- REQUIRED TASK:
All the entries need to be quoted exactly, apart from the pictures, which you should drop.

** Start SOURCE DATA **

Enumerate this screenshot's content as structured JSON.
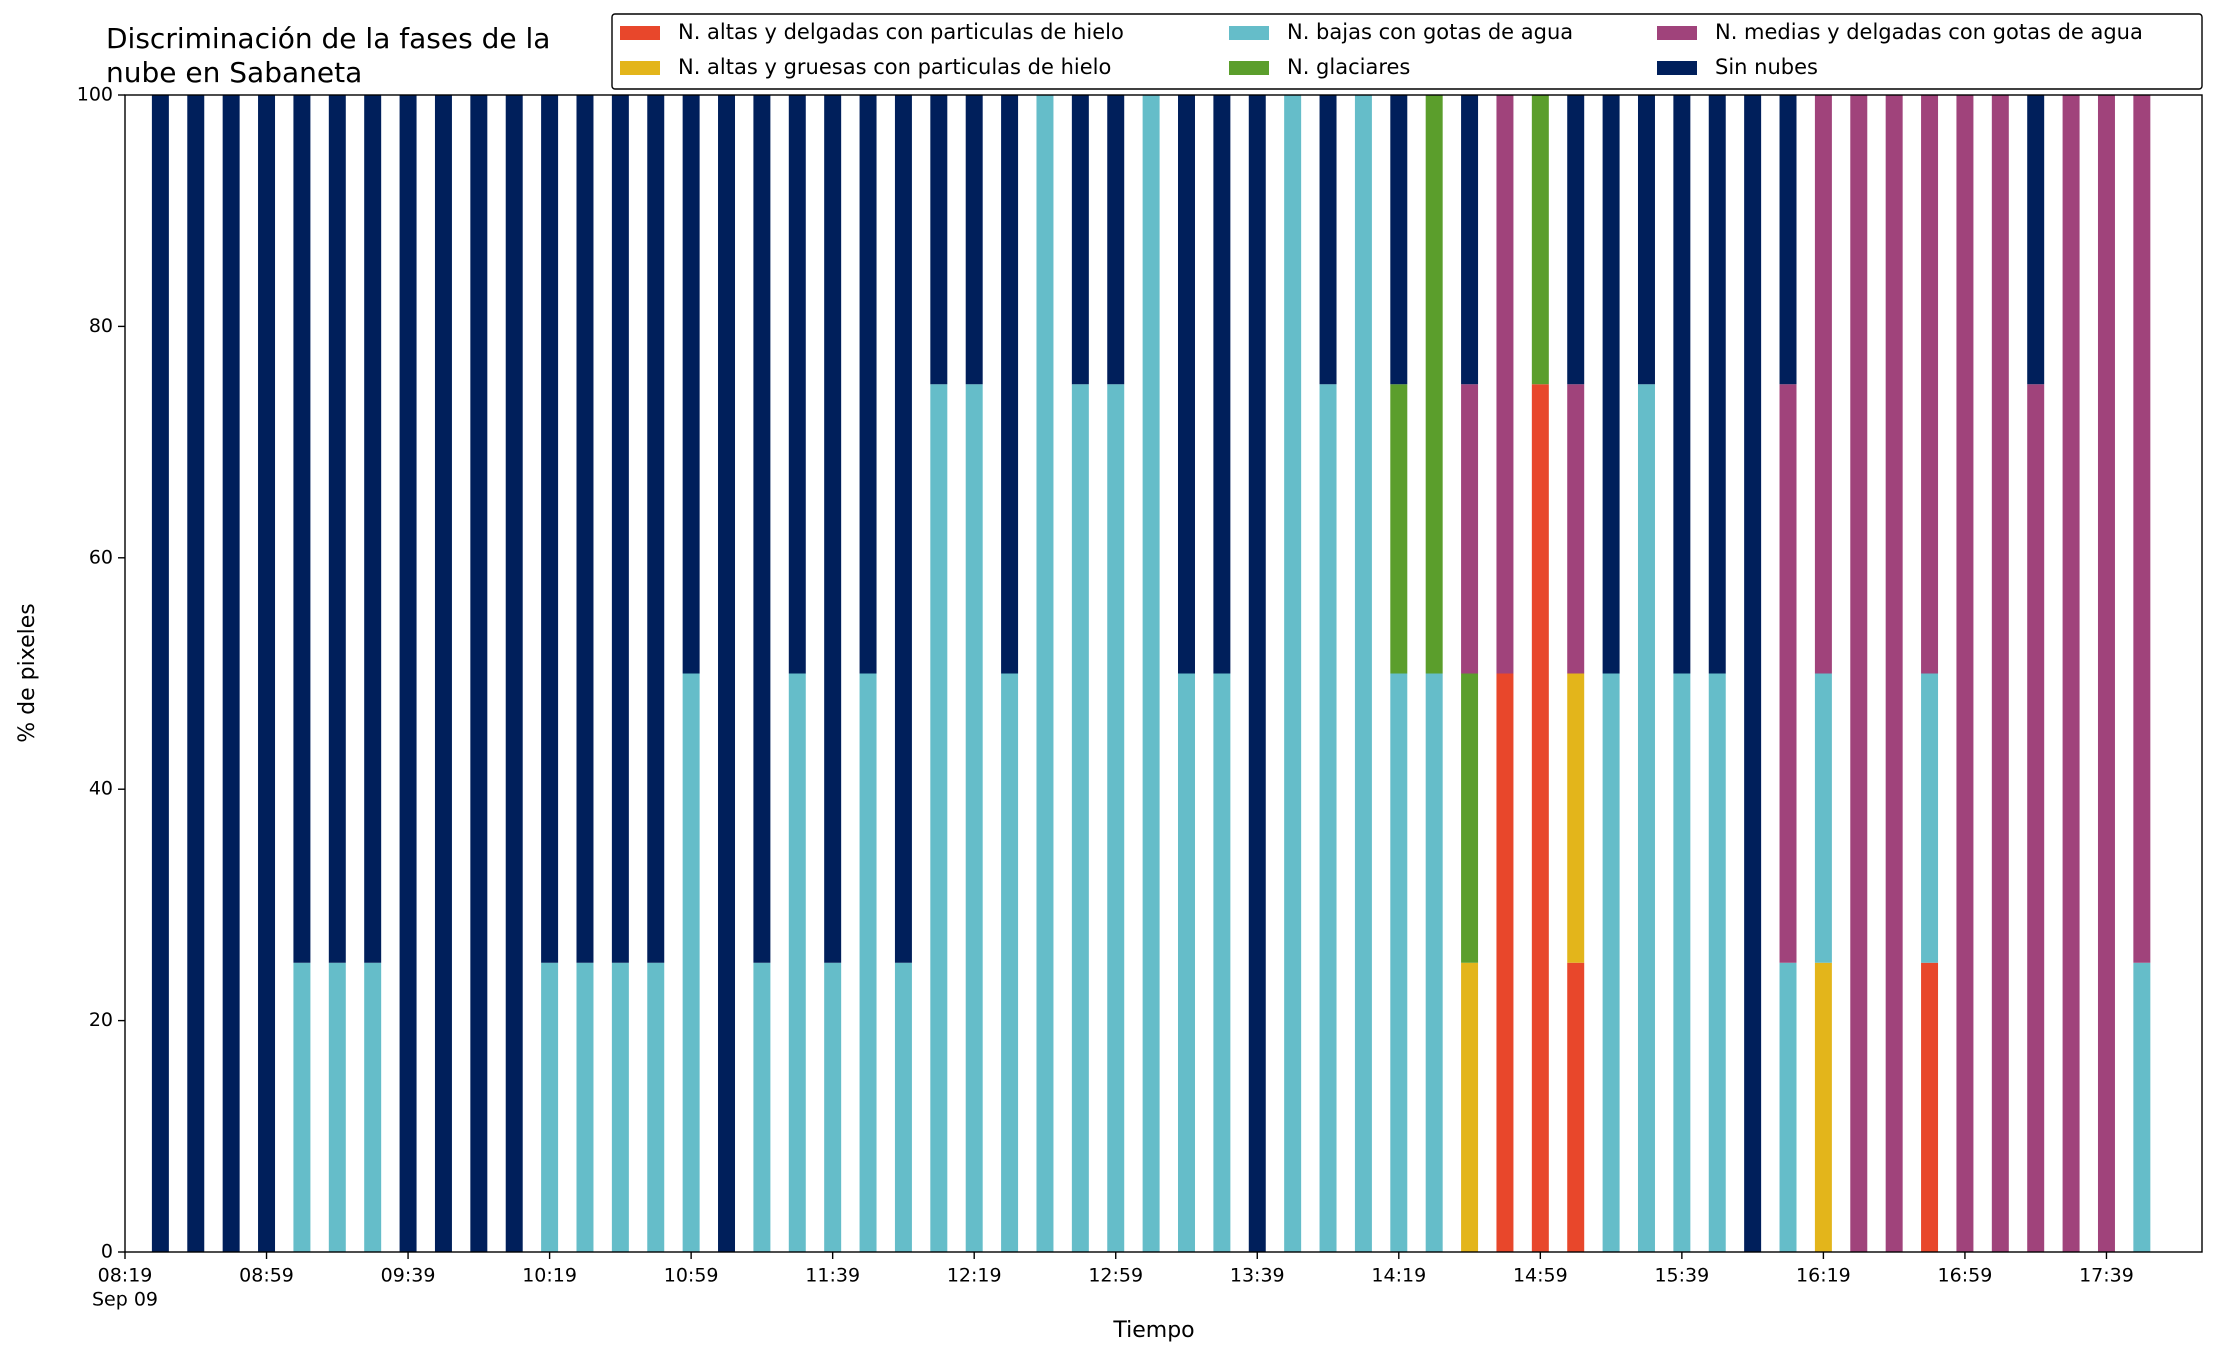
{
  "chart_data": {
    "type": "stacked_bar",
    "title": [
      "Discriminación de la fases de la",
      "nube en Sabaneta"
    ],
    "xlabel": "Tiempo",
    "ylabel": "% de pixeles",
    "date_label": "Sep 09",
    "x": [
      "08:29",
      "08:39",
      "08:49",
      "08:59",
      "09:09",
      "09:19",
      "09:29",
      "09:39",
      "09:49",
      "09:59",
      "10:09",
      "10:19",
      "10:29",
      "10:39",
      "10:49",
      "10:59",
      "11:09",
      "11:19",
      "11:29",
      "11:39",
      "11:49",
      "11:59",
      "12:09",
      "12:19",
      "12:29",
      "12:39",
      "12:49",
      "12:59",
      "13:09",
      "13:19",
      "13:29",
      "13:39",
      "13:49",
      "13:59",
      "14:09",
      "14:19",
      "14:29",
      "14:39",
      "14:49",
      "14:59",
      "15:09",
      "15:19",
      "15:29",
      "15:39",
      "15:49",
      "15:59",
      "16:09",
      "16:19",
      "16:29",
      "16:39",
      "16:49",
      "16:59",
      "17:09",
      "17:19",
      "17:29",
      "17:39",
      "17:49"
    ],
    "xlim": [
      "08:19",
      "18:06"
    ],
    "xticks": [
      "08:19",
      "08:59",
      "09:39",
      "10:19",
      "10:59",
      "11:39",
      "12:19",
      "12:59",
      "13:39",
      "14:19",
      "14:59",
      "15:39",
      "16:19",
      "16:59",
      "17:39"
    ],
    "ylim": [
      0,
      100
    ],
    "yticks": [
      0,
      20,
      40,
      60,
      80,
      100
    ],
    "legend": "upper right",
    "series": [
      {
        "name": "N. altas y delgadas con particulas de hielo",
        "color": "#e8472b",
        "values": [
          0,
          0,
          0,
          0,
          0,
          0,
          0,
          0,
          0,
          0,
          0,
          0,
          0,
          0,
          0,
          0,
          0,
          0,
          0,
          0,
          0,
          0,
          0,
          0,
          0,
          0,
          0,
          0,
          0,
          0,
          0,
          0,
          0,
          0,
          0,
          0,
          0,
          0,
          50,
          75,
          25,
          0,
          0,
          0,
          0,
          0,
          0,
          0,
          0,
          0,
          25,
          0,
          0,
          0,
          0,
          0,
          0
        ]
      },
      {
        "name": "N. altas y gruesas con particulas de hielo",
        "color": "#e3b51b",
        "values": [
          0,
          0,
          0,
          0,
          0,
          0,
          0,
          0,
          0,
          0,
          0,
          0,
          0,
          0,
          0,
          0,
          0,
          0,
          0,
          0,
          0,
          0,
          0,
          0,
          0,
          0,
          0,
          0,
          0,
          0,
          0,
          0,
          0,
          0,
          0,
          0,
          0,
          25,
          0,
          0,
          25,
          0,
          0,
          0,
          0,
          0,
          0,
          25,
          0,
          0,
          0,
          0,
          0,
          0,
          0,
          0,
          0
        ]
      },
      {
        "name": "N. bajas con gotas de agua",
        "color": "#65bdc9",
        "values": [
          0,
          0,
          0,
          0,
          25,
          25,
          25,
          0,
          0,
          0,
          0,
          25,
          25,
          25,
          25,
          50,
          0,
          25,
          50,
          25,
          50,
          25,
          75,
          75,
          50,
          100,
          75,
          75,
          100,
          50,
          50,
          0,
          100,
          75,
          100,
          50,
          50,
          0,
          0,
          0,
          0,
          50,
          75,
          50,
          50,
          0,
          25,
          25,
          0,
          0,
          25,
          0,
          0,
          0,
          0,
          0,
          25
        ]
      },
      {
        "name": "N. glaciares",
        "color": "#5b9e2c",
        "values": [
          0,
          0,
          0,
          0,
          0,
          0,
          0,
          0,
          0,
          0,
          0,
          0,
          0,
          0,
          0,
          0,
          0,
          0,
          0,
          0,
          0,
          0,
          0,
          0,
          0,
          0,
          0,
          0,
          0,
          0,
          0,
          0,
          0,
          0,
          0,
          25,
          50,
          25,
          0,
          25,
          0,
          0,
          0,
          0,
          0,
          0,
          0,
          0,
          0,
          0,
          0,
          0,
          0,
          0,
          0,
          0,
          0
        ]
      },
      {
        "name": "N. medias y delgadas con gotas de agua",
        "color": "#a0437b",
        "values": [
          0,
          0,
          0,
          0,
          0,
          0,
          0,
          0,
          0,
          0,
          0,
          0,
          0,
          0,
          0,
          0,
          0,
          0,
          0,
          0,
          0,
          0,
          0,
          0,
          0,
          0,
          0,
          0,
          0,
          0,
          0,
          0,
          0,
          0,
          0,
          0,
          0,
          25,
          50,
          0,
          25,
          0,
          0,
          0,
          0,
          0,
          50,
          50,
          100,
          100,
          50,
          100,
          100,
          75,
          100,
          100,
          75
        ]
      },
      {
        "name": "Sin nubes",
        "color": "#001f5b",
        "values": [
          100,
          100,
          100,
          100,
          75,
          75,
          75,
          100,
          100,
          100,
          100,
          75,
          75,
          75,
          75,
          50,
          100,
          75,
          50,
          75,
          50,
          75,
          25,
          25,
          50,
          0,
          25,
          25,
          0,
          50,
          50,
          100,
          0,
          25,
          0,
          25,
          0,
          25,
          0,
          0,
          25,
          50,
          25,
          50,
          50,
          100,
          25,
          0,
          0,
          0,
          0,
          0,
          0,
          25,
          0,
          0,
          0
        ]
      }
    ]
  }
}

** End SOURCE DATA **

- OUTPUT:
Enumerate this screenshot's content as structured JSON.
{
  "chart_data": {
    "type": "stacked_bar",
    "title": [
      "Discriminación de la fases de la",
      "nube en Sabaneta"
    ],
    "xlabel": "Tiempo",
    "ylabel": "% de pixeles",
    "date_label": "Sep 09",
    "x": [
      "08:29",
      "08:39",
      "08:49",
      "08:59",
      "09:09",
      "09:19",
      "09:29",
      "09:39",
      "09:49",
      "09:59",
      "10:09",
      "10:19",
      "10:29",
      "10:39",
      "10:49",
      "10:59",
      "11:09",
      "11:19",
      "11:29",
      "11:39",
      "11:49",
      "11:59",
      "12:09",
      "12:19",
      "12:29",
      "12:39",
      "12:49",
      "12:59",
      "13:09",
      "13:19",
      "13:29",
      "13:39",
      "13:49",
      "13:59",
      "14:09",
      "14:19",
      "14:29",
      "14:39",
      "14:49",
      "14:59",
      "15:09",
      "15:19",
      "15:29",
      "15:39",
      "15:49",
      "15:59",
      "16:09",
      "16:19",
      "16:29",
      "16:39",
      "16:49",
      "16:59",
      "17:09",
      "17:19",
      "17:29",
      "17:39",
      "17:49"
    ],
    "xlim": [
      "08:19",
      "18:06"
    ],
    "xticks": [
      "08:19",
      "08:59",
      "09:39",
      "10:19",
      "10:59",
      "11:39",
      "12:19",
      "12:59",
      "13:39",
      "14:19",
      "14:59",
      "15:39",
      "16:19",
      "16:59",
      "17:39"
    ],
    "ylim": [
      0,
      100
    ],
    "yticks": [
      0,
      20,
      40,
      60,
      80,
      100
    ],
    "legend": "upper right",
    "series": [
      {
        "name": "N. altas y delgadas con particulas de hielo",
        "color": "#e8472b",
        "values": [
          0,
          0,
          0,
          0,
          0,
          0,
          0,
          0,
          0,
          0,
          0,
          0,
          0,
          0,
          0,
          0,
          0,
          0,
          0,
          0,
          0,
          0,
          0,
          0,
          0,
          0,
          0,
          0,
          0,
          0,
          0,
          0,
          0,
          0,
          0,
          0,
          0,
          0,
          50,
          75,
          25,
          0,
          0,
          0,
          0,
          0,
          0,
          0,
          0,
          0,
          25,
          0,
          0,
          0,
          0,
          0,
          0
        ]
      },
      {
        "name": "N. altas y gruesas con particulas de hielo",
        "color": "#e3b51b",
        "values": [
          0,
          0,
          0,
          0,
          0,
          0,
          0,
          0,
          0,
          0,
          0,
          0,
          0,
          0,
          0,
          0,
          0,
          0,
          0,
          0,
          0,
          0,
          0,
          0,
          0,
          0,
          0,
          0,
          0,
          0,
          0,
          0,
          0,
          0,
          0,
          0,
          0,
          25,
          0,
          0,
          25,
          0,
          0,
          0,
          0,
          0,
          0,
          25,
          0,
          0,
          0,
          0,
          0,
          0,
          0,
          0,
          0
        ]
      },
      {
        "name": "N. bajas con gotas de agua",
        "color": "#65bdc9",
        "values": [
          0,
          0,
          0,
          0,
          25,
          25,
          25,
          0,
          0,
          0,
          0,
          25,
          25,
          25,
          25,
          50,
          0,
          25,
          50,
          25,
          50,
          25,
          75,
          75,
          50,
          100,
          75,
          75,
          100,
          50,
          50,
          0,
          100,
          75,
          100,
          50,
          50,
          0,
          0,
          0,
          0,
          50,
          75,
          50,
          50,
          0,
          25,
          25,
          0,
          0,
          25,
          0,
          0,
          0,
          0,
          0,
          25
        ]
      },
      {
        "name": "N. glaciares",
        "color": "#5b9e2c",
        "values": [
          0,
          0,
          0,
          0,
          0,
          0,
          0,
          0,
          0,
          0,
          0,
          0,
          0,
          0,
          0,
          0,
          0,
          0,
          0,
          0,
          0,
          0,
          0,
          0,
          0,
          0,
          0,
          0,
          0,
          0,
          0,
          0,
          0,
          0,
          0,
          25,
          50,
          25,
          0,
          25,
          0,
          0,
          0,
          0,
          0,
          0,
          0,
          0,
          0,
          0,
          0,
          0,
          0,
          0,
          0,
          0,
          0
        ]
      },
      {
        "name": "N. medias y delgadas con gotas de agua",
        "color": "#a0437b",
        "values": [
          0,
          0,
          0,
          0,
          0,
          0,
          0,
          0,
          0,
          0,
          0,
          0,
          0,
          0,
          0,
          0,
          0,
          0,
          0,
          0,
          0,
          0,
          0,
          0,
          0,
          0,
          0,
          0,
          0,
          0,
          0,
          0,
          0,
          0,
          0,
          0,
          0,
          25,
          50,
          0,
          25,
          0,
          0,
          0,
          0,
          0,
          50,
          50,
          100,
          100,
          50,
          100,
          100,
          75,
          100,
          100,
          75
        ]
      },
      {
        "name": "Sin nubes",
        "color": "#001f5b",
        "values": [
          100,
          100,
          100,
          100,
          75,
          75,
          75,
          100,
          100,
          100,
          100,
          75,
          75,
          75,
          75,
          50,
          100,
          75,
          50,
          75,
          50,
          75,
          25,
          25,
          50,
          0,
          25,
          25,
          0,
          50,
          50,
          100,
          0,
          25,
          0,
          25,
          0,
          25,
          0,
          0,
          25,
          50,
          25,
          50,
          50,
          100,
          25,
          0,
          0,
          0,
          0,
          0,
          0,
          25,
          0,
          0,
          0
        ]
      }
    ]
  }
}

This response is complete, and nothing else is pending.